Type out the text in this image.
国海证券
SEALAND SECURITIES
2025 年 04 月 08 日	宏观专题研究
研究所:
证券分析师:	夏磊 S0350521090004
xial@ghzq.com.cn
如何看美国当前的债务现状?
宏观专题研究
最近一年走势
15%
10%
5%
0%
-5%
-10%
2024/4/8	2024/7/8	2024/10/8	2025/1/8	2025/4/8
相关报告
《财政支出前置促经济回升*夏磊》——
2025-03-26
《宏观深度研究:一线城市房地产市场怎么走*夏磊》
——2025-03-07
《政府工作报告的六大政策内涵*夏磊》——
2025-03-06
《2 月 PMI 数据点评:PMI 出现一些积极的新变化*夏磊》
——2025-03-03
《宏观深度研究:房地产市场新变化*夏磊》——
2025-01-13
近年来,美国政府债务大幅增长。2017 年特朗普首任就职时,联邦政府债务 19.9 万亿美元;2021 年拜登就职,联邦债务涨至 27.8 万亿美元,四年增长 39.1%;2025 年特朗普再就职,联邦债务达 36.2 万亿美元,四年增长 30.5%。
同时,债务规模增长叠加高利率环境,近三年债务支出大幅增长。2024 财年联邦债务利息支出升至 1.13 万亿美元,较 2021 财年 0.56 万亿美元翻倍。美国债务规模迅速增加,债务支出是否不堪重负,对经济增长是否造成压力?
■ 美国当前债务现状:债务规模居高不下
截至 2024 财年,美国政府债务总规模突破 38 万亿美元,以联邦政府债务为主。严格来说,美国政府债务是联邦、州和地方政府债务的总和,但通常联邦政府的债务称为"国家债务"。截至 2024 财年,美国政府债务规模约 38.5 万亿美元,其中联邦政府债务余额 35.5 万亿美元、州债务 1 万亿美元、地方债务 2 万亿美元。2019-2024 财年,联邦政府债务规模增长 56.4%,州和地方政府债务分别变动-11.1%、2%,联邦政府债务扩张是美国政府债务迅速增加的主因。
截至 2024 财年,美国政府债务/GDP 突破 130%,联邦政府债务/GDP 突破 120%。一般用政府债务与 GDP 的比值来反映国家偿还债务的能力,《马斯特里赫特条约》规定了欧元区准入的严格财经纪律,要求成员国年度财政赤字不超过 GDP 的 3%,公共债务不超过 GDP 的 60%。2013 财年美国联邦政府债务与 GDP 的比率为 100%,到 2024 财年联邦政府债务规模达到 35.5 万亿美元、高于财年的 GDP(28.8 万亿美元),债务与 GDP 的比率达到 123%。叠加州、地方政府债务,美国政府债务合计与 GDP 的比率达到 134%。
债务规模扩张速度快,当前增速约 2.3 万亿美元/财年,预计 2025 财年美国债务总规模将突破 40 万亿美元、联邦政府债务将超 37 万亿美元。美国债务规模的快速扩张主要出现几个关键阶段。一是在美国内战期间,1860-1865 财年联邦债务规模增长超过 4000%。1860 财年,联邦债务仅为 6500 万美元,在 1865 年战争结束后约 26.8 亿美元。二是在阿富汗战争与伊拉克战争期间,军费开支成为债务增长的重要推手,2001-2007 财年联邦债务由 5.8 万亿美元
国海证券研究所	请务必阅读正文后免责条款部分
* * * *
• _Objective_
Please output every record, keeping each line exact.

• _Task answer_
Type out the text in this image.
国海证券
SEALAND SECURITIES
2025 年 04 月 08 日	宏观专题研究
研究所:
证券分析师:	夏磊 S0350521090004
xial@ghzq.com.cn
如何看美国当前的债务现状?
宏观专题研究
最近一年走势
15%
10%
5%
0%
-5%
-10%
2024/4/8	2024/7/8	2024/10/8	2025/1/8	2025/4/8
相关报告
《财政支出前置促经济回升*夏磊》——
2025-03-26
《宏观深度研究:一线城市房地产市场怎么走*夏磊》
——2025-03-07
《政府工作报告的六大政策内涵*夏磊》——
2025-03-06
《2 月 PMI 数据点评:PMI 出现一些积极的新变化*夏磊》
——2025-03-03
《宏观深度研究:房地产市场新变化*夏磊》——
2025-01-13
近年来,美国政府债务大幅增长。2017 年特朗普首任就职时,联邦政府债务 19.9 万亿美元;2021 年拜登就职,联邦债务涨至 27.8 万亿美元,四年增长 39.1%;2025 年特朗普再就职,联邦债务达 36.2 万亿美元,四年增长 30.5%。
同时,债务规模增长叠加高利率环境,近三年债务支出大幅增长。2024 财年联邦债务利息支出升至 1.13 万亿美元,较 2021 财年 0.56 万亿美元翻倍。美国债务规模迅速增加,债务支出是否不堪重负,对经济增长是否造成压力?
■ 美国当前债务现状:债务规模居高不下
截至 2024 财年,美国政府债务总规模突破 38 万亿美元,以联邦政府债务为主。严格来说,美国政府债务是联邦、州和地方政府债务的总和,但通常联邦政府的债务称为"国家债务"。截至 2024 财年,美国政府债务规模约 38.5 万亿美元,其中联邦政府债务余额 35.5 万亿美元、州债务 1 万亿美元、地方债务 2 万亿美元。2019-2024 财年,联邦政府债务规模增长 56.4%,州和地方政府债务分别变动-11.1%、2%,联邦政府债务扩张是美国政府债务迅速增加的主因。
截至 2024 财年,美国政府债务/GDP 突破 130%,联邦政府债务/GDP 突破 120%。一般用政府债务与 GDP 的比值来反映国家偿还债务的能力,《马斯特里赫特条约》规定了欧元区准入的严格财经纪律,要求成员国年度财政赤字不超过 GDP 的 3%,公共债务不超过 GDP 的 60%。2013 财年美国联邦政府债务与 GDP 的比率为 100%,到 2024 财年联邦政府债务规模达到 35.5 万亿美元、高于财年的 GDP(28.8 万亿美元),债务与 GDP 的比率达到 123%。叠加州、地方政府债务,美国政府债务合计与 GDP 的比率达到 134%。
债务规模扩张速度快,当前增速约 2.3 万亿美元/财年,预计 2025 财年美国债务总规模将突破 40 万亿美元、联邦政府债务将超 37 万亿美元。美国债务规模的快速扩张主要出现几个关键阶段。一是在美国内战期间,1860-1865 财年联邦债务规模增长超过 4000%。1860 财年,联邦债务仅为 6500 万美元,在 1865 年战争结束后约 26.8 亿美元。二是在阿富汗战争与伊拉克战争期间,军费开支成为债务增长的重要推手,2001-2007 财年联邦债务由 5.8 万亿美元
国海证券研究所	请务必阅读正文后免责条款部分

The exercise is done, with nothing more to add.